§ Text shown
★ ★ ★ ★

Resilient Smart Farming

Digitalization is a major issue in the agricultural sector. The desired positive aspects are an increase in efficiency and effectiveness and also a more resource-friendly production of food. The terms agriculture 4.0 and smart farming are currently used to summarize the technological trends of knowledge management and intelligent, networked systems for agricultural production.

This dissertation is about the infrastructural resilience of data-driven agriculture and requires a basic understanding of both the application scenario of agricultural practice and digital resilience as it is used in this work. Therefore, this chapter first provides a brief introduction to agriculture in Germany by referring to recent statistical investigations. Afterward, this chapter introduces terms, such as smart farming, precision farming, and farm management information systems (FMIS) and characterizes digital technologies in the field of resilient network approaches.

The motivation of this dissertation is to investigate threats to food security posed by the ever-advancing process of digitalization. Therefore, the strategy is to analyze the sector’s current preventive measures, investigate security aspects of modern technology for smart farming, and develop artifacts that help to overcome the limitations of current technologies. This chapter presents the research approach, context, and methods used in this work.

This chapter presents the main findings of the conducted research and its implications for the agricultural ICT. Key findings are separated into the following three areas: (1) Farms’ Digital Dependencies and Vulnerabilities, (2) Towards a Resilient Software Architecture for Farm Management, and (3) LoRaWAN-based IoT Developments Towards Resilient Communications.

★ ★ ★ ★

§ Extracted material
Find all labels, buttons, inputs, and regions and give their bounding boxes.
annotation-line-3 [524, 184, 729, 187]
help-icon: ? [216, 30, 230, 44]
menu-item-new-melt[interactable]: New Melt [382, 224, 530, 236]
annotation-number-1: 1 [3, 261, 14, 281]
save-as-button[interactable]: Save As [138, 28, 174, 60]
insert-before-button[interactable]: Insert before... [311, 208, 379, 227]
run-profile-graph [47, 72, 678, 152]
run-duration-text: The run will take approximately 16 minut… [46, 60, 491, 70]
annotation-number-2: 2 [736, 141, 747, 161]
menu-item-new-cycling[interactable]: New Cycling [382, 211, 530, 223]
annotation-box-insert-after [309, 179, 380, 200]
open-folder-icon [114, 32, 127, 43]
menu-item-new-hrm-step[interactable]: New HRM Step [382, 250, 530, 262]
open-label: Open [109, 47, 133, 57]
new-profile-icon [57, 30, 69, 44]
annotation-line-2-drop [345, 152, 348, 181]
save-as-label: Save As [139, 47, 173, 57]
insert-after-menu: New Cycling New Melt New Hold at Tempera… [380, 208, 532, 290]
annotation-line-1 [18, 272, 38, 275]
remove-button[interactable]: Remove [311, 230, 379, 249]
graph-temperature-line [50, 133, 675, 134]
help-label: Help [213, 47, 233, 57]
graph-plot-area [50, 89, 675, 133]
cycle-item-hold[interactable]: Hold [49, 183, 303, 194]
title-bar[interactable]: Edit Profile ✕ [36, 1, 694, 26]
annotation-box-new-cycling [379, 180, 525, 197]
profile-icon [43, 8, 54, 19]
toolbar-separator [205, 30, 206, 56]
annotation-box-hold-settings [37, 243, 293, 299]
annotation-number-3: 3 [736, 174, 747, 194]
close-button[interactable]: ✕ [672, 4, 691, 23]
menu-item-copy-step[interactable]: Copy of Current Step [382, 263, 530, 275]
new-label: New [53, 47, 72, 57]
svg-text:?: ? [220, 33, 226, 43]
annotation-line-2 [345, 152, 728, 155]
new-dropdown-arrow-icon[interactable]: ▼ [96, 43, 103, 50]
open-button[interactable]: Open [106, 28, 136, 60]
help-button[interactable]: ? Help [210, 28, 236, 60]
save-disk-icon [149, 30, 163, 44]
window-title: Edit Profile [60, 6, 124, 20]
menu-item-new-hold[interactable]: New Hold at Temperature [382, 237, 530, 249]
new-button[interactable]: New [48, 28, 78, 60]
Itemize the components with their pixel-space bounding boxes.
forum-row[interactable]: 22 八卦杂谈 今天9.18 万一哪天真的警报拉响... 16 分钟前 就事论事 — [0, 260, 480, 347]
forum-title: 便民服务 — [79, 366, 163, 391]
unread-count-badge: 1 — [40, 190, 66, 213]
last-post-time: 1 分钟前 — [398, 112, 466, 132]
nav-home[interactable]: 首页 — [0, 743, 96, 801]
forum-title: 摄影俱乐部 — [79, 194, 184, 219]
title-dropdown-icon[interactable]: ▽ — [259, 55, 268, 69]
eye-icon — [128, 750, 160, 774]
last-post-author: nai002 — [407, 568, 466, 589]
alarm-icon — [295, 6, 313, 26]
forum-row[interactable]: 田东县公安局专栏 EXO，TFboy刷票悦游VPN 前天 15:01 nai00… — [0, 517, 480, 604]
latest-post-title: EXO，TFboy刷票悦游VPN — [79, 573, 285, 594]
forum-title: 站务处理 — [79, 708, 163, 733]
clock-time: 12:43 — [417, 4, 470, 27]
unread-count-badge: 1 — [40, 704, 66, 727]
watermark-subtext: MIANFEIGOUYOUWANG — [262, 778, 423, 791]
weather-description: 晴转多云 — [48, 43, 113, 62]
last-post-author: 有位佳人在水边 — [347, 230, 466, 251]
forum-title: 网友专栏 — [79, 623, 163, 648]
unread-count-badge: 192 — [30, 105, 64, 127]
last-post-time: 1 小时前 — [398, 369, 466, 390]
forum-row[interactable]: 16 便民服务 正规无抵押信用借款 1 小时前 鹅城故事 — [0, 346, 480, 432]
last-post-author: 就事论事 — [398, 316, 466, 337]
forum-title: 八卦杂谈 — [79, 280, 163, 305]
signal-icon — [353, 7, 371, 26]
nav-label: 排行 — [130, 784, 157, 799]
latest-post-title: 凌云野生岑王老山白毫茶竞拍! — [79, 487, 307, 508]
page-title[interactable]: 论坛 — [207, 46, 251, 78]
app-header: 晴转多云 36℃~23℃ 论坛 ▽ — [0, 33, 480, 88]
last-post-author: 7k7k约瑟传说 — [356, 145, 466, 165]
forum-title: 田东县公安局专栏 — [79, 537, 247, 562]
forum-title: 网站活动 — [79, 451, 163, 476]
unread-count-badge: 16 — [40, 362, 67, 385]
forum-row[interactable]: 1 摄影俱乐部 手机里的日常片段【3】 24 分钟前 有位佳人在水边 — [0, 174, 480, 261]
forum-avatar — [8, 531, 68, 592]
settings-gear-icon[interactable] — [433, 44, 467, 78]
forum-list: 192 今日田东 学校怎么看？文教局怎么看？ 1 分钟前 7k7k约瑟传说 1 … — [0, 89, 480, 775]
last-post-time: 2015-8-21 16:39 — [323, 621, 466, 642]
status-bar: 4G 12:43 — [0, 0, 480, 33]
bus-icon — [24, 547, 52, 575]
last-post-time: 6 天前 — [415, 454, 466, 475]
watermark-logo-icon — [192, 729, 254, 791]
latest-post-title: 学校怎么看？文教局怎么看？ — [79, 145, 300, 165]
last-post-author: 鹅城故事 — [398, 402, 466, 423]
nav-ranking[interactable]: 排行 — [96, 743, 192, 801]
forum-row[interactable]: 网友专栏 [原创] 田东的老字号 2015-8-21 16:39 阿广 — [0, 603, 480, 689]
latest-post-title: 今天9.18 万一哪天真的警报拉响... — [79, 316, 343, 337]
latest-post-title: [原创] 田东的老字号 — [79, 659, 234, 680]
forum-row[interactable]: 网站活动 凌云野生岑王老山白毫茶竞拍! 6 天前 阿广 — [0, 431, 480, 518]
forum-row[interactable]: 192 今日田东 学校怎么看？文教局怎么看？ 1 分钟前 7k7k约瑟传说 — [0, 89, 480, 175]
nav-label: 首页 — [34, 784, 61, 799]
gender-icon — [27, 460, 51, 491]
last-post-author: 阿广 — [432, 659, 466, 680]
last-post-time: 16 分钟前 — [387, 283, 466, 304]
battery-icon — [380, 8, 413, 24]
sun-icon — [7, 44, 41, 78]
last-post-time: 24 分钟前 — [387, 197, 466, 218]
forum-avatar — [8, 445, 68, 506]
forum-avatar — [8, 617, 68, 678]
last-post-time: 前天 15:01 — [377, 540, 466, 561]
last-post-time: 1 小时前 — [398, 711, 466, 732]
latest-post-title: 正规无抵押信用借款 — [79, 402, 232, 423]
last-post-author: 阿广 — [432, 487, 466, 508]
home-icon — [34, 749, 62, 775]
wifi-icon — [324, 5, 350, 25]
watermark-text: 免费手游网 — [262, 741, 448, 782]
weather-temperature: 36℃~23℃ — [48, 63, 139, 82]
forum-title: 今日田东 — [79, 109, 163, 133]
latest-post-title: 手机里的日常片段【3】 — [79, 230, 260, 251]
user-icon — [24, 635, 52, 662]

★ ★ ★ ★

§ Task set
(a) Answer these questions from the text on resilient smart farming, marking each answer (i), (ii), (iii) on its own line:
(i) Which two terms are currently used to summarize the technological trends of knowledge management and intelligent, networked systems for agricultural production?
(ii) Agriculture in which country is briefly introduced?
(iii) Into how many areas are the key findings separated?
(b) Summarize the text on resilient smart farming in two sentences.
(c) Retype the portion of the text on resilient smart farming starting at "The motivation of" and ending at "methods used in this work.".
The lines have no connection to the text on resilient smart farming.

§ Outputs
(a)
(i) Agriculture 4.0 and smart farming
(ii) Germany
(iii) Three

(b) The dissertation examines the infrastructural resilience of data-driven agriculture, motivated by threats to food security posed by advancing digitalization. It analyzes the sector's current preventive measures, investigates the security of smart farming technology, and develops artifacts to overcome current limitations, with findings grouped into three areas: digital dependencies and vulnerabilities, a resilient software architecture for farm management, and LoRaWAN-based resilient communications.

(c)
The motivation of this dissertation is to investigate threats to food security posed by the ever-advancing process of digitalization. Therefore, the strategy is to analyze the sector’s current preventive measures, investigate security aspects of modern technology for smart farming, and develop artifacts that help to overcome the limitations of current technologies. This chapter presents the research approach, context, and methods used in this work.